[Saved entries]
----------------

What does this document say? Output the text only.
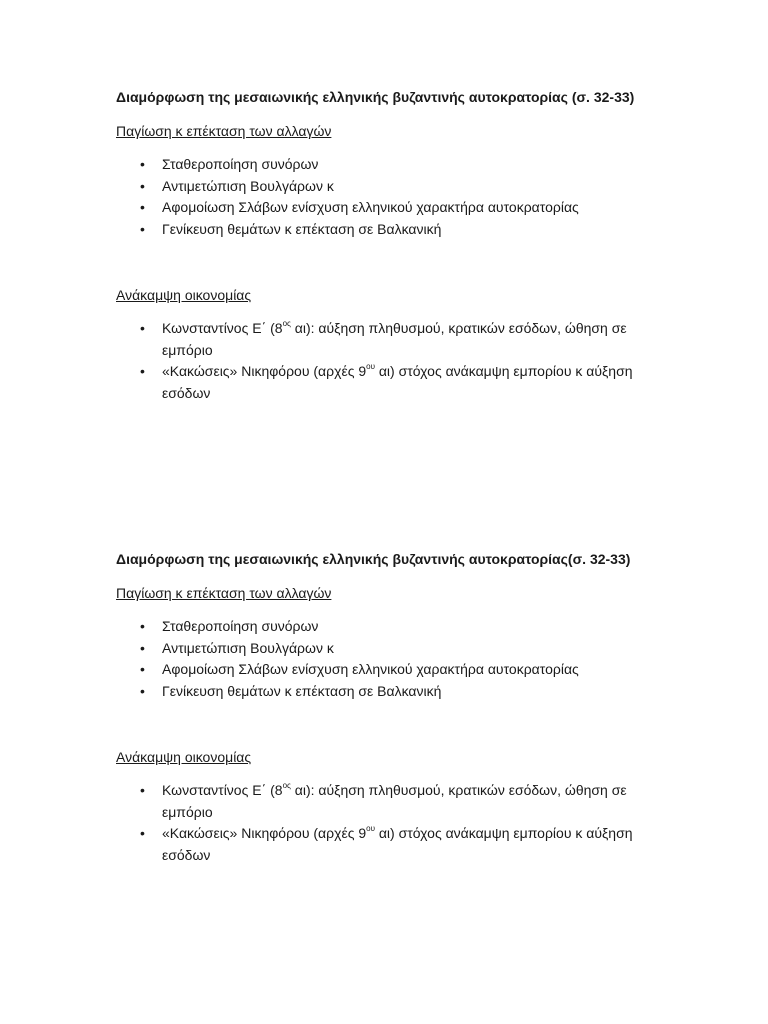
Διαμόρφωση της μεσαιωνικής ελληνικής βυζαντινής αυτοκρατορίας (σ. 32-33)

Παγίωση κ επέκταση των αλλαγών

• Σταθεροποίηση συνόρων
• Αντιμετώπιση Βουλγάρων κ
• Αφομοίωση Σλάβων ενίσχυση ελληνικού χαρακτήρα αυτοκρατορίας
• Γενίκευση θεμάτων κ επέκταση σε Βαλκανική

Ανάκαμψη οικονομίας

• Κωνσταντίνος Ε΄ ($8^{o\varsigma}$ αι): αύξηση πληθυσμού, κρατικών εσόδων, ώθηση σε εμπόριο
• «Κακώσεις» Νικηφόρου (αρχές $9^{o\upsilon}$ αι) στόχος ανάκαμψη εμπορίου κ αύξηση εσόδων

Διαμόρφωση της μεσαιωνικής ελληνικής βυζαντινής αυτοκρατορίας(σ. 32-33)

Παγίωση κ επέκταση των αλλαγών

• Σταθεροποίηση συνόρων
• Αντιμετώπιση Βουλγάρων κ
• Αφομοίωση Σλάβων ενίσχυση ελληνικού χαρακτήρα αυτοκρατορίας
• Γενίκευση θεμάτων κ επέκταση σε Βαλκανική

Ανάκαμψη οικονομίας

• Κωνσταντίνος Ε΄ ($8^{o\varsigma}$ αι): αύξηση πληθυσμού, κρατικών εσόδων, ώθηση σε εμπόριο
• «Κακώσεις» Νικηφόρου (αρχές $9^{o\upsilon}$ αι) στόχος ανάκαμψη εμπορίου κ αύξηση εσόδων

----------------

Print each line of the material above exactly, with the pictures removed from your copy.

What does this document say? Output the text only.
Διαμόρφωση της μεσαιωνικής ελληνικής βυζαντινής αυτοκρατορίας (σ. 32-33)

Παγίωση κ επέκταση των αλλαγών

• Σταθεροποίηση συνόρων
• Αντιμετώπιση Βουλγάρων κ
• Αφομοίωση Σλάβων ενίσχυση ελληνικού χαρακτήρα αυτοκρατορίας
• Γενίκευση θεμάτων κ επέκταση σε Βαλκανική

Ανάκαμψη οικονομίας

• Κωνσταντίνος Ε΄ ($8^{o\varsigma}$ αι): αύξηση πληθυσμού, κρατικών εσόδων, ώθηση σε εμπόριο
• «Κακώσεις» Νικηφόρου (αρχές $9^{o\upsilon}$ αι) στόχος ανάκαμψη εμπορίου κ αύξηση εσόδων

Διαμόρφωση της μεσαιωνικής ελληνικής βυζαντινής αυτοκρατορίας(σ. 32-33)

Παγίωση κ επέκταση των αλλαγών

• Σταθεροποίηση συνόρων
• Αντιμετώπιση Βουλγάρων κ
• Αφομοίωση Σλάβων ενίσχυση ελληνικού χαρακτήρα αυτοκρατορίας
• Γενίκευση θεμάτων κ επέκταση σε Βαλκανική

Ανάκαμψη οικονομίας

• Κωνσταντίνος Ε΄ ($8^{o\varsigma}$ αι): αύξηση πληθυσμού, κρατικών εσόδων, ώθηση σε εμπόριο
• «Κακώσεις» Νικηφόρου (αρχές $9^{o\upsilon}$ αι) στόχος ανάκαμψη εμπορίου κ αύξηση εσόδων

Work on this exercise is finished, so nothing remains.